- **Written exercise**: Restate every entry word for word.

(Records contained in a dataset)
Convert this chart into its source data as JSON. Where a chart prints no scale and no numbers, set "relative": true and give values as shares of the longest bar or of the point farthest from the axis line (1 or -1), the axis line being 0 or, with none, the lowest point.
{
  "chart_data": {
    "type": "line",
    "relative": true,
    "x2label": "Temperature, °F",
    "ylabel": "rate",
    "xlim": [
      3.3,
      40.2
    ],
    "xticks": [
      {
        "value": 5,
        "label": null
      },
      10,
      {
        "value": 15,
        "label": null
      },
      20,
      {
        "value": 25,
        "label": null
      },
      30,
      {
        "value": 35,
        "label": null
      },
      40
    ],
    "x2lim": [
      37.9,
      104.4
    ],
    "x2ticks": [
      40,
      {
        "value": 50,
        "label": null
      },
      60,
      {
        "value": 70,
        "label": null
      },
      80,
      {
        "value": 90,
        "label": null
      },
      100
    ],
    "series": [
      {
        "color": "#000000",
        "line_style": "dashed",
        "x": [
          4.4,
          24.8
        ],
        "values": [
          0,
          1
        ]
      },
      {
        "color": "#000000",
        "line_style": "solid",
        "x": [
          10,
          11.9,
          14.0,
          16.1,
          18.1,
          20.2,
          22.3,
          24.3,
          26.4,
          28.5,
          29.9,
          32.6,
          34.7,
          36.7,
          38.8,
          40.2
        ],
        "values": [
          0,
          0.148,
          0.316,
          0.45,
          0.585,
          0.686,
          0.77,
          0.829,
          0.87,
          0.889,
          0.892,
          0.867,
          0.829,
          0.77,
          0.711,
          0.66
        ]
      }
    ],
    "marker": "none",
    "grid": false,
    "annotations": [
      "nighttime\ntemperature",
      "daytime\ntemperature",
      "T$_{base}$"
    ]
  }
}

- **Solved problem**:
Convert this chart into its source data as JSON. Where a chart prints no scale and no numbers, set "relative": true and give values as shares of the longest bar or of the point farthest from the axis line (1 or -1), the axis line being 0 or, with none, the lowest point.
{
  "chart_data": {
    "type": "line",
    "relative": true,
    "x2label": "Temperature, °F",
    "ylabel": "rate",
    "xlim": [
      3.3,
      40.2
    ],
    "xticks": [
      {
        "value": 5,
        "label": null
      },
      10,
      {
        "value": 15,
        "label": null
      },
      20,
      {
        "value": 25,
        "label": null
      },
      30,
      {
        "value": 35,
        "label": null
      },
      40
    ],
    "x2lim": [
      37.9,
      104.4
    ],
    "x2ticks": [
      40,
      {
        "value": 50,
        "label": null
      },
      60,
      {
        "value": 70,
        "label": null
      },
      80,
      {
        "value": 90,
        "label": null
      },
      100
    ],
    "series": [
      {
        "color": "#000000",
        "line_style": "dashed",
        "x": [
          4.4,
          24.8
        ],
        "values": [
          0,
          1
        ]
      },
      {
        "color": "#000000",
        "line_style": "solid",
        "x": [
          10,
          11.9,
          14.0,
          16.1,
          18.1,
          20.2,
          22.3,
          24.3,
          26.4,
          28.5,
          29.9,
          32.6,
          34.7,
          36.7,
          38.8,
          40.2
        ],
        "values": [
          0,
          0.148,
          0.316,
          0.45,
          0.585,
          0.686,
          0.77,
          0.829,
          0.87,
          0.889,
          0.892,
          0.867,
          0.829,
          0.77,
          0.711,
          0.66
        ]
      }
    ],
    "marker": "none",
    "grid": false,
    "annotations": [
      "nighttime\ntemperature",
      "daytime\ntemperature",
      "T$_{base}$"
    ]
  }
}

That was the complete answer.